#### [Recorded data]
================================

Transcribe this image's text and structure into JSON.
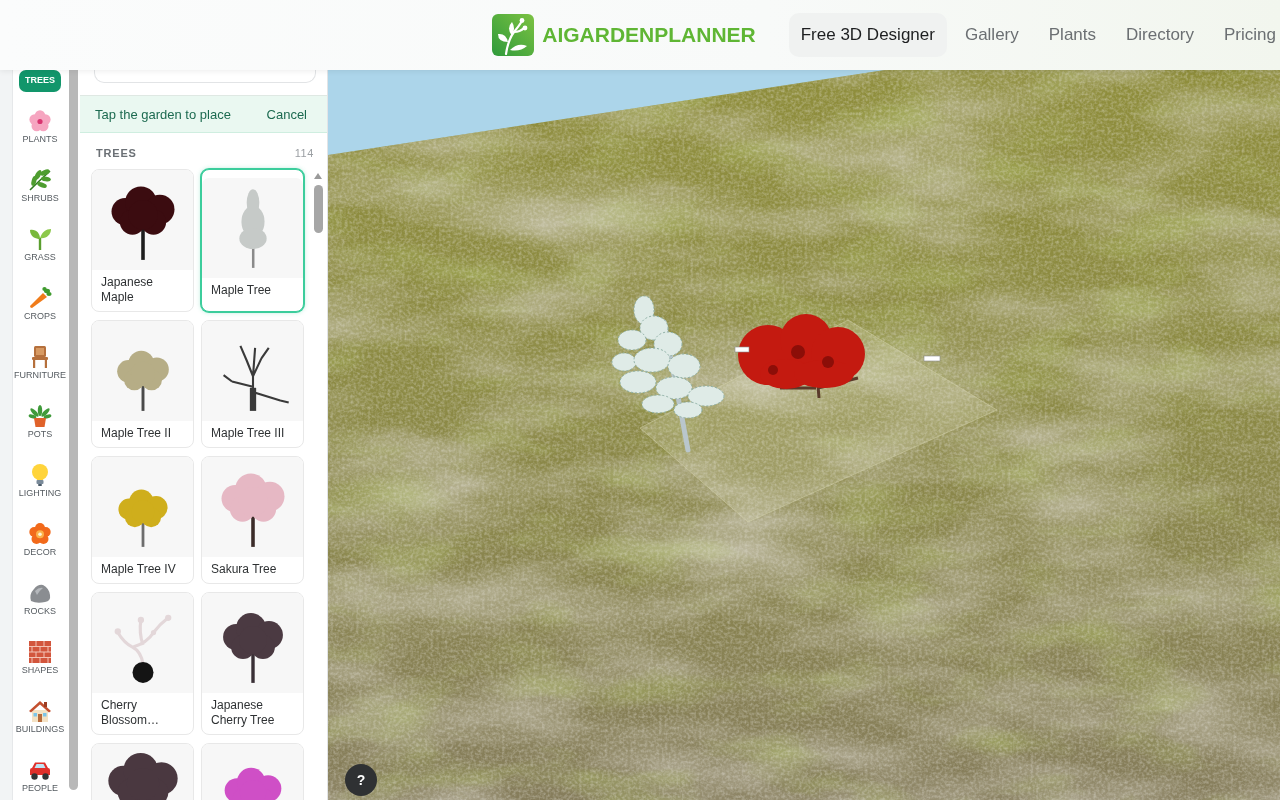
{
  "header": {
    "logo": "AIGARDENPLANNER",
    "nav": [
      {
        "label": "Free 3D Designer",
        "selected": true
      },
      {
        "label": "Gallery",
        "selected": false
      },
      {
        "label": "Plants",
        "selected": false
      },
      {
        "label": "Directory",
        "selected": false
      },
      {
        "label": "Pricing",
        "selected": false
      }
    ]
  },
  "category_rail": {
    "items": [
      {
        "label": "TREES",
        "selected": true
      },
      {
        "label": "PLANTS",
        "selected": false
      },
      {
        "label": "SHRUBS",
        "selected": false
      },
      {
        "label": "GRASS",
        "selected": false
      },
      {
        "label": "CROPS",
        "selected": false
      },
      {
        "label": "FURNITURE",
        "selected": false
      },
      {
        "label": "POTS",
        "selected": false
      },
      {
        "label": "LIGHTING",
        "selected": false
      },
      {
        "label": "DECOR",
        "selected": false
      },
      {
        "label": "ROCKS",
        "selected": false
      },
      {
        "label": "SHAPES",
        "selected": false
      },
      {
        "label": "BUILDINGS",
        "selected": false
      },
      {
        "label": "PEOPLE",
        "selected": false
      }
    ]
  },
  "catalog_panel": {
    "placement_banner": {
      "message": "Tap the garden to place",
      "action": "Cancel"
    },
    "section": {
      "title": "TREES",
      "count": "114"
    },
    "items": [
      {
        "name": "Japanese Maple",
        "selected": false
      },
      {
        "name": "Maple Tree",
        "selected": true
      },
      {
        "name": "Maple Tree II",
        "selected": false
      },
      {
        "name": "Maple Tree III",
        "selected": false
      },
      {
        "name": "Maple Tree IV",
        "selected": false
      },
      {
        "name": "Sakura Tree",
        "selected": false
      },
      {
        "name": "Cherry Blossom…",
        "selected": false
      },
      {
        "name": "Japanese Cherry Tree",
        "selected": false
      },
      {
        "selected": false
      },
      {
        "selected": false
      }
    ]
  },
  "viewport": {
    "help_button": "?"
  }
}
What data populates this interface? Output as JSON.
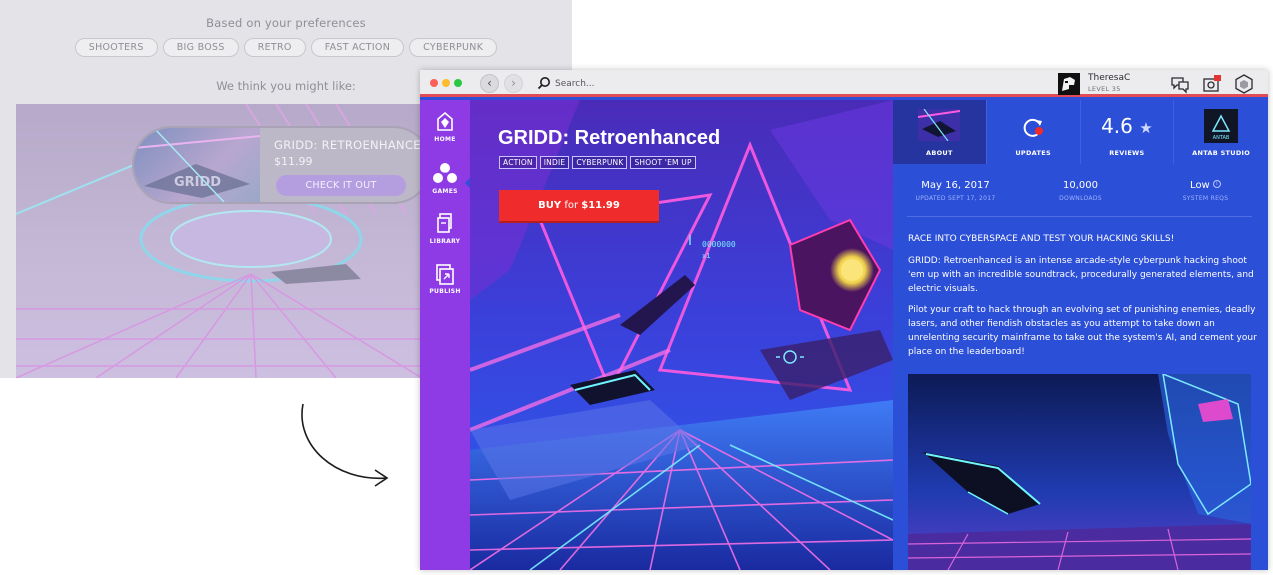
{
  "recommendations": {
    "heading": "Based on your preferences",
    "preferences": [
      "SHOOTERS",
      "BIG BOSS",
      "RETRO",
      "FAST ACTION",
      "CYBERPUNK"
    ],
    "subheading": "We think you might like:",
    "card": {
      "title": "GRIDD: RETROENHANCED",
      "price": "$11.99",
      "button": "CHECK IT OUT"
    }
  },
  "window": {
    "search_placeholder": "Search...",
    "user": {
      "name": "TheresaC",
      "level": "LEVEL 35"
    },
    "icons": [
      "chat-icon",
      "notifications-icon",
      "settings-cube-icon"
    ]
  },
  "sidebar": {
    "items": [
      {
        "label": "HOME",
        "icon": "home-icon"
      },
      {
        "label": "GAMES",
        "icon": "games-icon",
        "active": true
      },
      {
        "label": "LIBRARY",
        "icon": "library-icon"
      },
      {
        "label": "PUBLISH",
        "icon": "publish-icon"
      }
    ]
  },
  "game": {
    "title": "GRIDD: Retroenhanced",
    "tags": [
      "ACTION",
      "INDIE",
      "CYBERPUNK",
      "SHOOT 'EM UP"
    ],
    "buy": {
      "prefix": "BUY",
      "word": "for",
      "price": "$11.99"
    }
  },
  "info": {
    "tabs": {
      "about": "ABOUT",
      "updates": "UPDATES",
      "reviews": "REVIEWS",
      "rating": "4.6",
      "studio": "ANTAB STUDIO",
      "studio_logo_text": "ANTAB"
    },
    "stats": {
      "release_date": "May 16, 2017",
      "updated": "UPDATED SEPT 17, 2017",
      "downloads": "10,000",
      "downloads_label": "DOWNLOADS",
      "reqs": "Low",
      "reqs_label": "SYSTEM REQS"
    },
    "tagline": "RACE INTO CYBERSPACE AND TEST YOUR HACKING SKILLS!",
    "paragraph1": "GRIDD: Retroenhanced is an intense arcade-style cyberpunk hacking shoot 'em up with an incredible soundtrack, procedurally generated elements, and electric visuals.",
    "paragraph2": "Pilot your craft to hack through an evolving set of punishing enemies, deadly lasers, and other fiendish obstacles as you attempt to take down an unrelenting security mainframe to take out the system's AI, and cement your place on the leaderboard!"
  },
  "hud": {
    "counter": "0000000",
    "multiplier": "x1"
  },
  "colors": {
    "accent_purple": "#8e3be6",
    "window_blue": "#2f4fd8",
    "buy_red": "#ef2b2b",
    "titlebar_line": "#e24a56"
  }
}
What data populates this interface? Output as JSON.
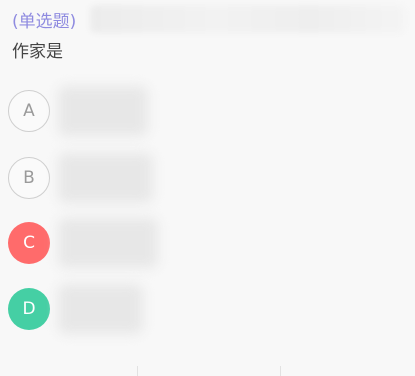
{
  "question": {
    "type_label": "(单选题)",
    "stem": "作家是"
  },
  "options": [
    {
      "letter": "A",
      "state": "unselected"
    },
    {
      "letter": "B",
      "state": "unselected"
    },
    {
      "letter": "C",
      "state": "wrong"
    },
    {
      "letter": "D",
      "state": "correct"
    }
  ],
  "colors": {
    "type_label": "#8f8be0",
    "wrong": "#ff6b6b",
    "correct": "#45cfa4",
    "unselected_border": "#cfcfcf"
  }
}
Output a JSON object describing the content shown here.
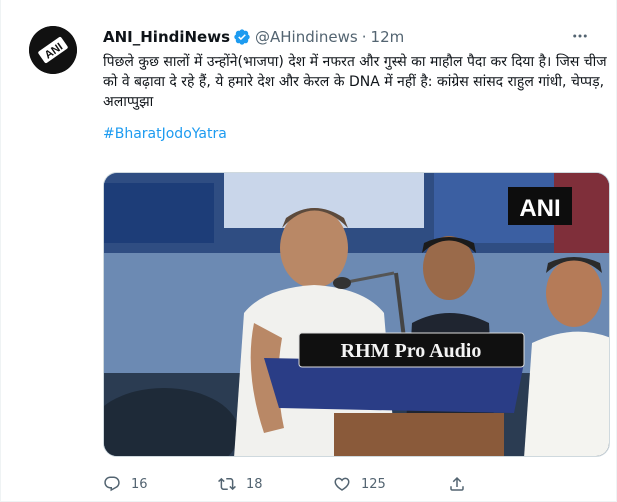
{
  "tweet": {
    "display_name": "ANI_HindiNews",
    "handle": "@AHindinews",
    "separator": "·",
    "time": "12m",
    "text": "पिछले कुछ सालों में उन्होंने(भाजपा) देश में नफरत और गुस्से का माहौल पैदा कर दिया है। जिस चीज को वे बढ़ावा दे रहे हैं, ये हमारे देश और केरल के DNA में नहीं है: कांग्रेस सांसद राहुल गांधी, चेप्पड़, अलाप्पुझा",
    "hashtag": "#BharatJodoYatra",
    "avatar_label": "ANI",
    "media": {
      "watermark": "ANI",
      "podium_label": "RHM Pro Audio"
    }
  },
  "actions": {
    "reply_count": "16",
    "retweet_count": "18",
    "like_count": "125"
  },
  "colors": {
    "link": "#1d9bf0",
    "verified": "#1d9bf0",
    "muted": "#536471"
  },
  "icons": [
    "more-icon",
    "verified-badge-icon",
    "reply-icon",
    "retweet-icon",
    "like-icon",
    "share-icon"
  ]
}
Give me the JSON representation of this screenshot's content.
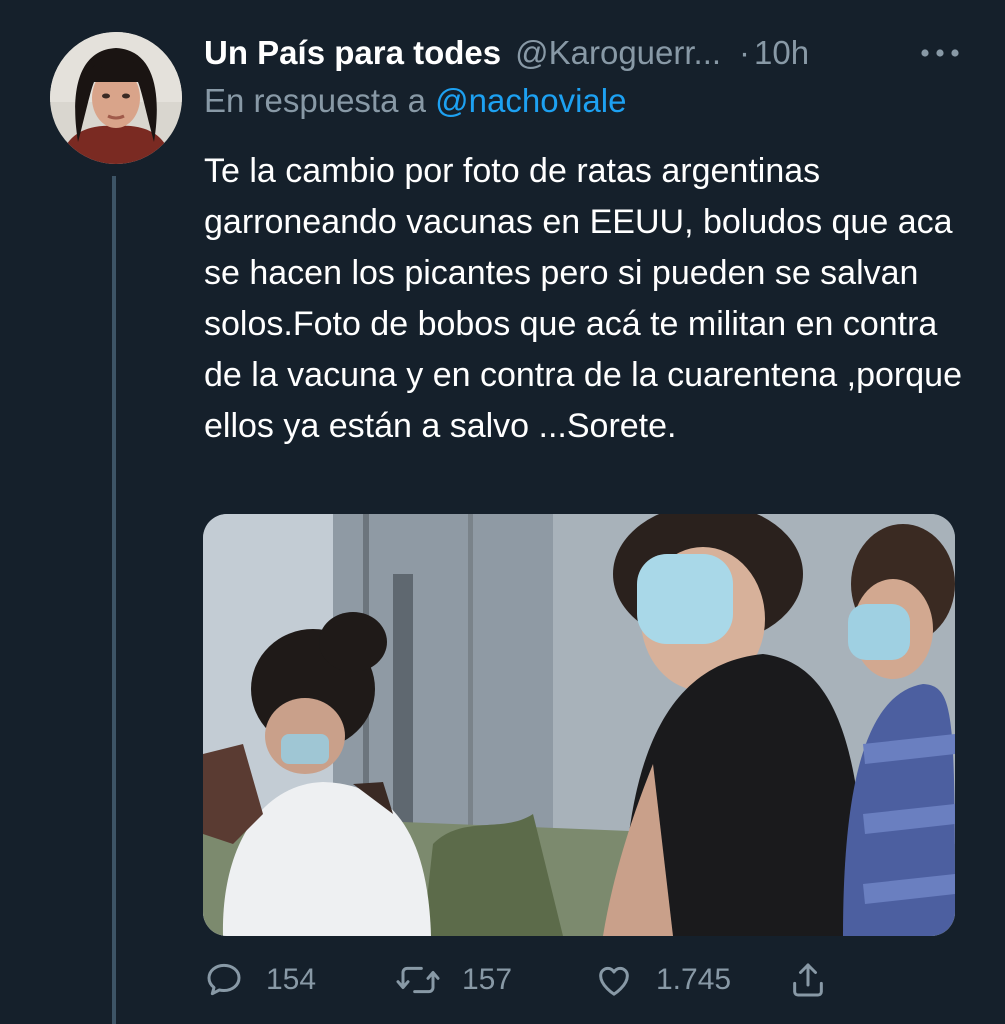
{
  "tweet": {
    "display_name": "Un País para todes",
    "handle": "@Karoguerr...",
    "time_separator": "·",
    "time": "10h",
    "reply_prefix": "En respuesta a",
    "reply_mention": "@nachoviale",
    "text": "Te la cambio por foto de ratas argentinas garroneando vacunas en EEUU, boludos que aca se hacen los picantes pero si pueden se salvan solos.Foto de bobos que acá te militan en contra de la vacuna y en contra de la cuarentena ,porque ellos ya están a salvo ...Sorete."
  },
  "actions": {
    "replies": "154",
    "retweets": "157",
    "likes": "1.745"
  },
  "icons": {
    "more": "more-horizontal-icon",
    "reply": "reply-bubble-icon",
    "retweet": "retweet-icon",
    "like": "heart-icon",
    "share": "share-upload-icon"
  },
  "colors": {
    "background": "#15202b",
    "text": "#ffffff",
    "secondary": "#8899a6",
    "link": "#1da1f2",
    "thread_line": "#3d5466"
  }
}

================================

#### [Exercise instructions]
Write out all the entries word for word, but skip any images.

#### [Written reply]
Transcribe this image's text and structure into JSON.
{
  "header": {
    "logo": "AIGARDENPLANNER",
    "nav": [
      {
        "label": "Free 3D Designer",
        "selected": true
      },
      {
        "label": "Gallery",
        "selected": false
      },
      {
        "label": "Plants",
        "selected": false
      },
      {
        "label": "Directory",
        "selected": false
      },
      {
        "label": "Pricing",
        "selected": false
      }
    ]
  },
  "category_rail": {
    "items": [
      {
        "label": "TREES",
        "selected": true
      },
      {
        "label": "PLANTS",
        "selected": false
      },
      {
        "label": "SHRUBS",
        "selected": false
      },
      {
        "label": "GRASS",
        "selected": false
      },
      {
        "label": "CROPS",
        "selected": false
      },
      {
        "label": "FURNITURE",
        "selected": false
      },
      {
        "label": "POTS",
        "selected": false
      },
      {
        "label": "LIGHTING",
        "selected": false
      },
      {
        "label": "DECOR",
        "selected": false
      },
      {
        "label": "ROCKS",
        "selected": false
      },
      {
        "label": "SHAPES",
        "selected": false
      },
      {
        "label": "BUILDINGS",
        "selected": false
      },
      {
        "label": "PEOPLE",
        "selected": false
      }
    ]
  },
  "catalog_panel": {
    "placement_banner": {
      "message": "Tap the garden to place",
      "action": "Cancel"
    },
    "section": {
      "title": "TREES",
      "count": "114"
    },
    "items": [
      {
        "name": "Japanese Maple",
        "selected": false
      },
      {
        "name": "Maple Tree",
        "selected": true
      },
      {
        "name": "Maple Tree II",
        "selected": false
      },
      {
        "name": "Maple Tree III",
        "selected": false
      },
      {
        "name": "Maple Tree IV",
        "selected": false
      },
      {
        "name": "Sakura Tree",
        "selected": false
      },
      {
        "name": "Cherry Blossom…",
        "selected": false
      },
      {
        "name": "Japanese Cherry Tree",
        "selected": false
      },
      {
        "selected": false
      },
      {
        "selected": false
      }
    ]
  },
  "viewport": {
    "help_button": "?"
  }
}
What data populates this interface? Output as JSON.
{
  "recommendations": {
    "heading": "Based on your preferences",
    "preferences": [
      "SHOOTERS",
      "BIG BOSS",
      "RETRO",
      "FAST ACTION",
      "CYBERPUNK"
    ],
    "subheading": "We think you might like:",
    "card": {
      "title": "GRIDD: RETROENHANCED",
      "price": "$11.99",
      "button": "CHECK IT OUT"
    }
  },
  "window": {
    "search_placeholder": "Search...",
    "user": {
      "name": "TheresaC",
      "level": "LEVEL 35"
    },
    "icons": [
      "chat-icon",
      "notifications-icon",
      "settings-cube-icon"
    ]
  },
  "sidebar": {
    "items": [
      {
        "label": "HOME",
        "icon": "home-icon"
      },
      {
        "label": "GAMES",
        "icon": "games-icon",
        "active": true
      },
      {
        "label": "LIBRARY",
        "icon": "library-icon"
      },
      {
        "label": "PUBLISH",
        "icon": "publish-icon"
      }
    ]
  },
  "game": {
    "title": "GRIDD: Retroenhanced",
    "tags": [
      "ACTION",
      "INDIE",
      "CYBERPUNK",
      "SHOOT 'EM UP"
    ],
    "buy": {
      "prefix": "BUY",
      "word": "for",
      "price": "$11.99"
    }
  },
  "info": {
    "tabs": {
      "about": "ABOUT",
      "updates": "UPDATES",
      "reviews": "REVIEWS",
      "rating": "4.6",
      "studio": "ANTAB STUDIO",
      "studio_logo_text": "ANTAB"
    },
    "stats": {
      "release_date": "May 16, 2017",
      "updated": "UPDATED SEPT 17, 2017",
      "downloads": "10,000",
      "downloads_label": "DOWNLOADS",
      "reqs": "Low",
      "reqs_label": "SYSTEM REQS"
    },
    "tagline": "RACE INTO CYBERSPACE AND TEST YOUR HACKING SKILLS!",
    "paragraph1": "GRIDD: Retroenhanced is an intense arcade-style cyberpunk hacking shoot 'em up with an incredible soundtrack, procedurally generated elements, and electric visuals.",
    "paragraph2": "Pilot your craft to hack through an evolving set of punishing enemies, deadly lasers, and other fiendish obstacles as you attempt to take down an unrelenting security mainframe to take out the system's AI, and cement your place on the leaderboard!"
  },
  "hud": {
    "counter": "0000000",
    "multiplier": "x1"
  },
  "colors": {
    "accent_purple": "#8e3be6",
    "window_blue": "#2f4fd8",
    "buy_red": "#ef2b2b",
    "titlebar_line": "#e24a56"
  }
}
What data populates this interface? Output as JSON.
{
  "question": {
    "type_label": "(单选题)",
    "stem": "作家是"
  },
  "options": [
    {
      "letter": "A",
      "state": "unselected"
    },
    {
      "letter": "B",
      "state": "unselected"
    },
    {
      "letter": "C",
      "state": "wrong"
    },
    {
      "letter": "D",
      "state": "correct"
    }
  ],
  "colors": {
    "type_label": "#8f8be0",
    "wrong": "#ff6b6b",
    "correct": "#45cfa4",
    "unselected_border": "#cfcfcf"
  }
}
Output a JSON object describing the content shown here.
{
  "tweet": {
    "display_name": "ANI_HindiNews",
    "handle": "@AHindinews",
    "separator": "·",
    "time": "12m",
    "text": "पिछले कुछ सालों में उन्होंने(भाजपा) देश में नफरत और गुस्से का माहौल पैदा कर दिया है। जिस चीज को वे बढ़ावा दे रहे हैं, ये हमारे देश और केरल के DNA में नहीं है: कांग्रेस सांसद राहुल गांधी, चेप्पड़, अलाप्पुझा",
    "hashtag": "#BharatJodoYatra",
    "avatar_label": "ANI",
    "media": {
      "watermark": "ANI",
      "podium_label": "RHM Pro Audio"
    }
  },
  "actions": {
    "reply_count": "16",
    "retweet_count": "18",
    "like_count": "125"
  },
  "colors": {
    "link": "#1d9bf0",
    "verified": "#1d9bf0",
    "muted": "#536471"
  },
  "icons": [
    "more-icon",
    "verified-badge-icon",
    "reply-icon",
    "retweet-icon",
    "like-icon",
    "share-icon"
  ]
}
Give me the JSON representation of this screenshot's content.
{
  "tweet": {
    "display_name": "Un País para todes",
    "handle": "@Karoguerr...",
    "time_separator": "·",
    "time": "10h",
    "reply_prefix": "En respuesta a",
    "reply_mention": "@nachoviale",
    "text": "Te la cambio por foto de ratas argentinas garroneando vacunas en EEUU, boludos que aca se hacen los picantes pero si pueden se salvan solos.Foto de bobos que acá te militan en contra de la vacuna y en contra de la cuarentena ,porque ellos ya están a salvo ...Sorete."
  },
  "actions": {
    "replies": "154",
    "retweets": "157",
    "likes": "1.745"
  },
  "icons": {
    "more": "more-horizontal-icon",
    "reply": "reply-bubble-icon",
    "retweet": "retweet-icon",
    "like": "heart-icon",
    "share": "share-upload-icon"
  },
  "colors": {
    "background": "#15202b",
    "text": "#ffffff",
    "secondary": "#8899a6",
    "link": "#1da1f2",
    "thread_line": "#3d5466"
  }
}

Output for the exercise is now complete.